Stored entries:

--*--

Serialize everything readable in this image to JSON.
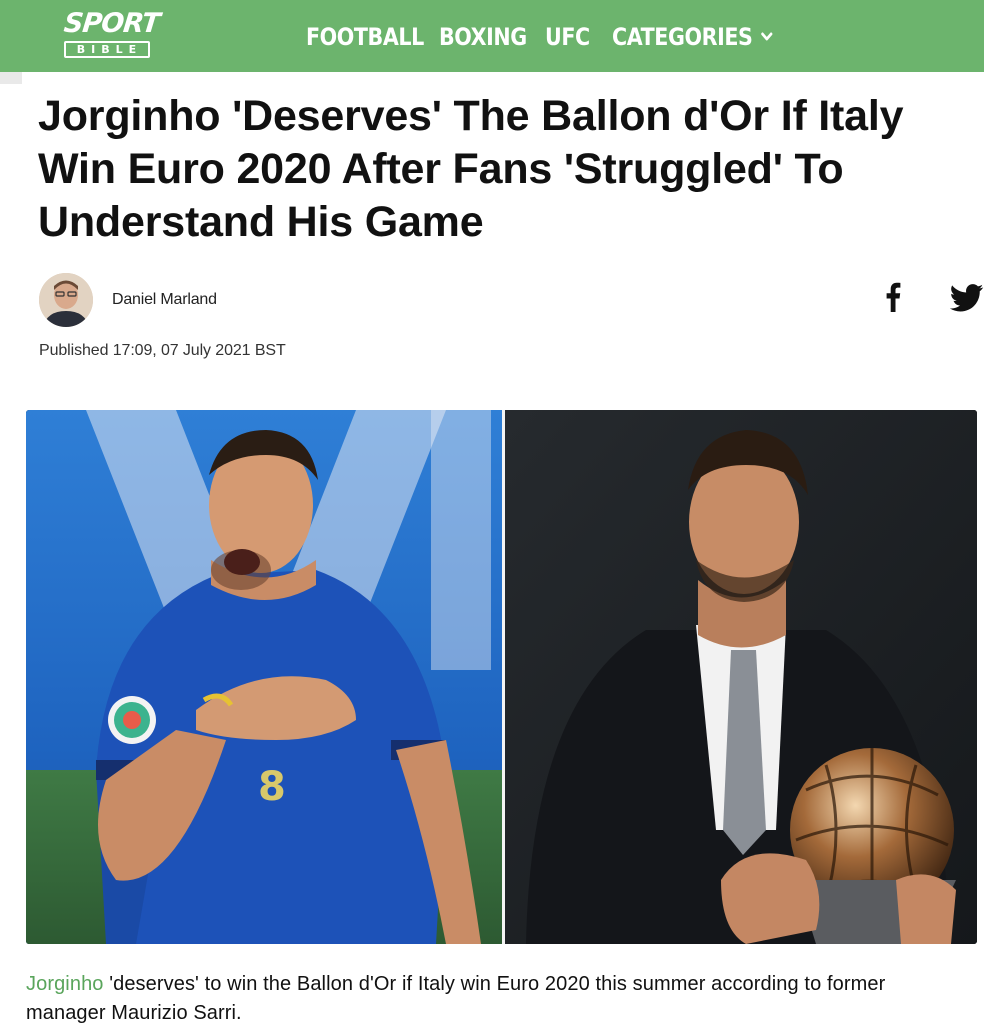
{
  "header": {
    "logo": {
      "top": "SPORT",
      "bottom": "BIBLE"
    },
    "nav": [
      {
        "label": "FOOTBALL"
      },
      {
        "label": "BOXING"
      },
      {
        "label": "UFC"
      },
      {
        "label": "CATEGORIES"
      }
    ],
    "colors": {
      "bar": "#6cb46d",
      "text": "#ffffff"
    }
  },
  "article": {
    "headline": "Jorginho 'Deserves' The Ballon d'Or If Italy Win Euro 2020 After Fans 'Struggled' To Understand His Game",
    "author": "Daniel Marland",
    "published": "Published 17:09, 07 July 2021 BST",
    "share_icons": [
      "facebook-icon",
      "twitter-icon"
    ],
    "caption": {
      "link_text": "Jorginho",
      "rest": " 'deserves' to win the Ballon d'Or if Italy win Euro 2020 this summer according to former manager Maurizio Sarri.",
      "link_color": "#5aa55c"
    }
  }
}
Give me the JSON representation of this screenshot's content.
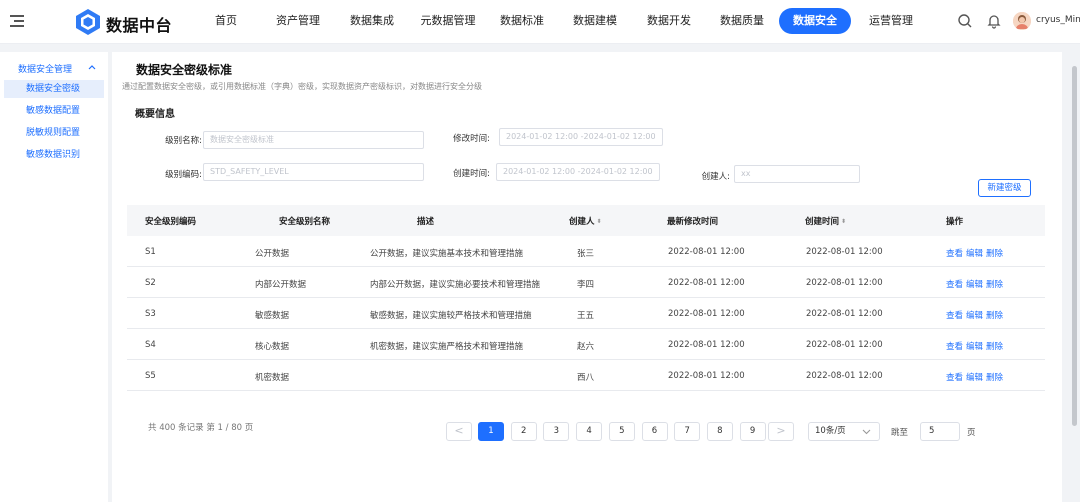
{
  "app": {
    "title": "数据中台"
  },
  "nav": {
    "items": [
      "首页",
      "资产管理",
      "数据集成",
      "元数据管理",
      "数据标准",
      "数据建模",
      "数据开发",
      "数据质量",
      "数据安全",
      "运营管理"
    ],
    "active_index": 8
  },
  "user": {
    "name": "cryus_Mind"
  },
  "sidebar": {
    "group_label": "数据安全管理",
    "items": [
      "数据安全密级",
      "敏感数据配置",
      "脱敏规则配置",
      "敏感数据识别"
    ],
    "active_index": 0
  },
  "page": {
    "title": "数据安全密级标准",
    "description": "通过配置数据安全密级，或引用数据标准（字典）密级，实现数据资产密级标识，对数据进行安全分级"
  },
  "filters": {
    "section_title": "概要信息",
    "level_name": {
      "label": "级别名称:",
      "placeholder": "数据安全密级标准"
    },
    "level_code": {
      "label": "级别编码:",
      "placeholder": "STD_SAFETY_LEVEL"
    },
    "modified_time": {
      "label": "修改时间:",
      "placeholder": "2024-01-02 12:00 -2024-01-02 12:00"
    },
    "created_time": {
      "label": "创建时间:",
      "placeholder": "2024-01-02 12:00 -2024-01-02 12:00"
    },
    "creator": {
      "label": "创建人:",
      "placeholder": "xx"
    },
    "new_button": "新建密级"
  },
  "table": {
    "columns": [
      "安全级别编码",
      "安全级别名称",
      "描述",
      "创建人",
      "最新修改时间",
      "创建时间",
      "操作"
    ],
    "sort_glyph": "⬍",
    "actions": [
      "查看",
      "编辑",
      "删除"
    ],
    "rows": [
      {
        "code": "S1",
        "name": "公开数据",
        "desc": "公开数据，建议实施基本技术和管理措施",
        "creator": "张三",
        "modified": "2022-08-01 12:00",
        "created": "2022-08-01 12:00"
      },
      {
        "code": "S2",
        "name": "内部公开数据",
        "desc": "内部公开数据，建议实施必要技术和管理措施",
        "creator": "李四",
        "modified": "2022-08-01 12:00",
        "created": "2022-08-01 12:00"
      },
      {
        "code": "S3",
        "name": "敏感数据",
        "desc": "敏感数据，建议实施较严格技术和管理措施",
        "creator": "王五",
        "modified": "2022-08-01 12:00",
        "created": "2022-08-01 12:00"
      },
      {
        "code": "S4",
        "name": "核心数据",
        "desc": "机密数据，建议实施严格技术和管理措施",
        "creator": "赵六",
        "modified": "2022-08-01 12:00",
        "created": "2022-08-01 12:00"
      },
      {
        "code": "S5",
        "name": "机密数据",
        "desc": "",
        "creator": "西八",
        "modified": "2022-08-01 12:00",
        "created": "2022-08-01 12:00"
      }
    ]
  },
  "pagination": {
    "total_text": "共 400 条记录 第 1 / 80 页",
    "prev": "<",
    "next": ">",
    "pages": [
      "1",
      "2",
      "3",
      "4",
      "5",
      "6",
      "7",
      "8",
      "9"
    ],
    "current_page": "1",
    "page_size": "10条/页",
    "jump_label": "跳至",
    "jump_value": "5",
    "jump_suffix": "页"
  },
  "colors": {
    "accent": "#1e6fff",
    "background": "#f1f3f6"
  }
}
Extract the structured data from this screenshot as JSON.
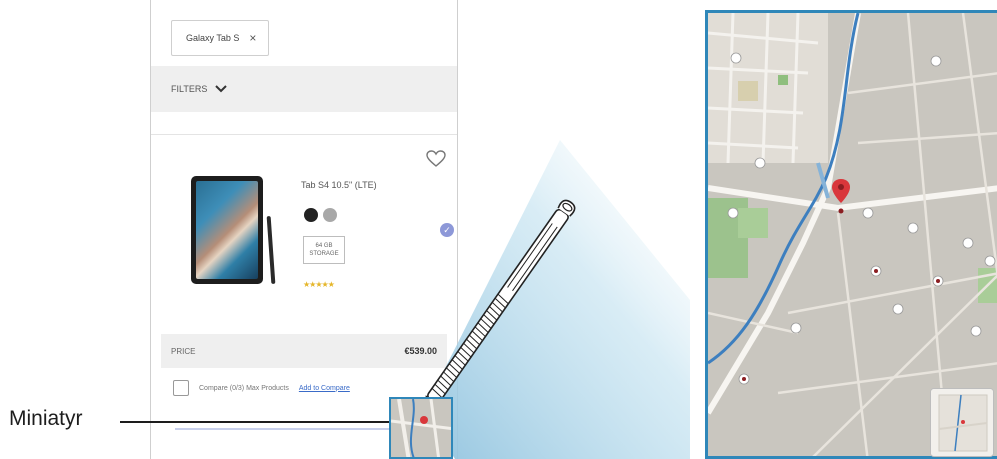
{
  "search_chip": {
    "label": "Galaxy Tab S",
    "close": "×"
  },
  "filter": {
    "label": "FILTERS"
  },
  "product": {
    "title": "Tab S4 10.5\" (LTE)",
    "size_option": "64 GB STORAGE",
    "rating": "★★★★★"
  },
  "price": {
    "label": "PRICE",
    "value": "€539.00"
  },
  "compare": {
    "text": "Compare (0/3) Max Products",
    "link": "Add to Compare"
  },
  "callout": {
    "label": "Miniatyr"
  },
  "colors": {
    "accent": "#2f87b9",
    "map_base": "#c9c6bf",
    "pin": "#d9373b"
  }
}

--*--

§ GOAL OF THE EXERCISE:
Copy each line above precisely, dropping the pictures.

§ WRITTEN RESPONSE:
Serialize everything readable in this image to JSON.
{
  "header": {
    "logo": {
      "top": "SPORT",
      "bottom": "BIBLE"
    },
    "nav": [
      {
        "label": "FOOTBALL"
      },
      {
        "label": "BOXING"
      },
      {
        "label": "UFC"
      },
      {
        "label": "CATEGORIES"
      }
    ],
    "colors": {
      "bar": "#6cb46d",
      "text": "#ffffff"
    }
  },
  "article": {
    "headline": "Jorginho 'Deserves' The Ballon d'Or If Italy Win Euro 2020 After Fans 'Struggled' To Understand His Game",
    "author": "Daniel Marland",
    "published": "Published 17:09, 07 July 2021 BST",
    "share_icons": [
      "facebook-icon",
      "twitter-icon"
    ],
    "caption": {
      "link_text": "Jorginho",
      "rest": " 'deserves' to win the Ballon d'Or if Italy win Euro 2020 this summer according to former manager Maurizio Sarri.",
      "link_color": "#5aa55c"
    }
  }
}
Give me the JSON representation of this screenshot's content.
{
  "app": {
    "title": "数据中台"
  },
  "nav": {
    "items": [
      "首页",
      "资产管理",
      "数据集成",
      "元数据管理",
      "数据标准",
      "数据建模",
      "数据开发",
      "数据质量",
      "数据安全",
      "运营管理"
    ],
    "active_index": 8
  },
  "user": {
    "name": "cryus_Mind"
  },
  "sidebar": {
    "group_label": "数据安全管理",
    "items": [
      "数据安全密级",
      "敏感数据配置",
      "脱敏规则配置",
      "敏感数据识别"
    ],
    "active_index": 0
  },
  "page": {
    "title": "数据安全密级标准",
    "description": "通过配置数据安全密级，或引用数据标准（字典）密级，实现数据资产密级标识，对数据进行安全分级"
  },
  "filters": {
    "section_title": "概要信息",
    "level_name": {
      "label": "级别名称:",
      "placeholder": "数据安全密级标准"
    },
    "level_code": {
      "label": "级别编码:",
      "placeholder": "STD_SAFETY_LEVEL"
    },
    "modified_time": {
      "label": "修改时间:",
      "placeholder": "2024-01-02 12:00 -2024-01-02 12:00"
    },
    "created_time": {
      "label": "创建时间:",
      "placeholder": "2024-01-02 12:00 -2024-01-02 12:00"
    },
    "creator": {
      "label": "创建人:",
      "placeholder": "xx"
    },
    "new_button": "新建密级"
  },
  "table": {
    "columns": [
      "安全级别编码",
      "安全级别名称",
      "描述",
      "创建人",
      "最新修改时间",
      "创建时间",
      "操作"
    ],
    "sort_glyph": "⬍",
    "actions": [
      "查看",
      "编辑",
      "删除"
    ],
    "rows": [
      {
        "code": "S1",
        "name": "公开数据",
        "desc": "公开数据，建议实施基本技术和管理措施",
        "creator": "张三",
        "modified": "2022-08-01 12:00",
        "created": "2022-08-01 12:00"
      },
      {
        "code": "S2",
        "name": "内部公开数据",
        "desc": "内部公开数据，建议实施必要技术和管理措施",
        "creator": "李四",
        "modified": "2022-08-01 12:00",
        "created": "2022-08-01 12:00"
      },
      {
        "code": "S3",
        "name": "敏感数据",
        "desc": "敏感数据，建议实施较严格技术和管理措施",
        "creator": "王五",
        "modified": "2022-08-01 12:00",
        "created": "2022-08-01 12:00"
      },
      {
        "code": "S4",
        "name": "核心数据",
        "desc": "机密数据，建议实施严格技术和管理措施",
        "creator": "赵六",
        "modified": "2022-08-01 12:00",
        "created": "2022-08-01 12:00"
      },
      {
        "code": "S5",
        "name": "机密数据",
        "desc": "",
        "creator": "西八",
        "modified": "2022-08-01 12:00",
        "created": "2022-08-01 12:00"
      }
    ]
  },
  "pagination": {
    "total_text": "共 400 条记录 第 1 / 80 页",
    "prev": "<",
    "next": ">",
    "pages": [
      "1",
      "2",
      "3",
      "4",
      "5",
      "6",
      "7",
      "8",
      "9"
    ],
    "current_page": "1",
    "page_size": "10条/页",
    "jump_label": "跳至",
    "jump_value": "5",
    "jump_suffix": "页"
  },
  "colors": {
    "accent": "#1e6fff",
    "background": "#f1f3f6"
  }
}
Extract the structured data from this screenshot as JSON.
{
  "search_chip": {
    "label": "Galaxy Tab S",
    "close": "×"
  },
  "filter": {
    "label": "FILTERS"
  },
  "product": {
    "title": "Tab S4 10.5\" (LTE)",
    "size_option": "64 GB STORAGE",
    "rating": "★★★★★"
  },
  "price": {
    "label": "PRICE",
    "value": "€539.00"
  },
  "compare": {
    "text": "Compare (0/3) Max Products",
    "link": "Add to Compare"
  },
  "callout": {
    "label": "Miniatyr"
  },
  "colors": {
    "accent": "#2f87b9",
    "map_base": "#c9c6bf",
    "pin": "#d9373b"
  }
}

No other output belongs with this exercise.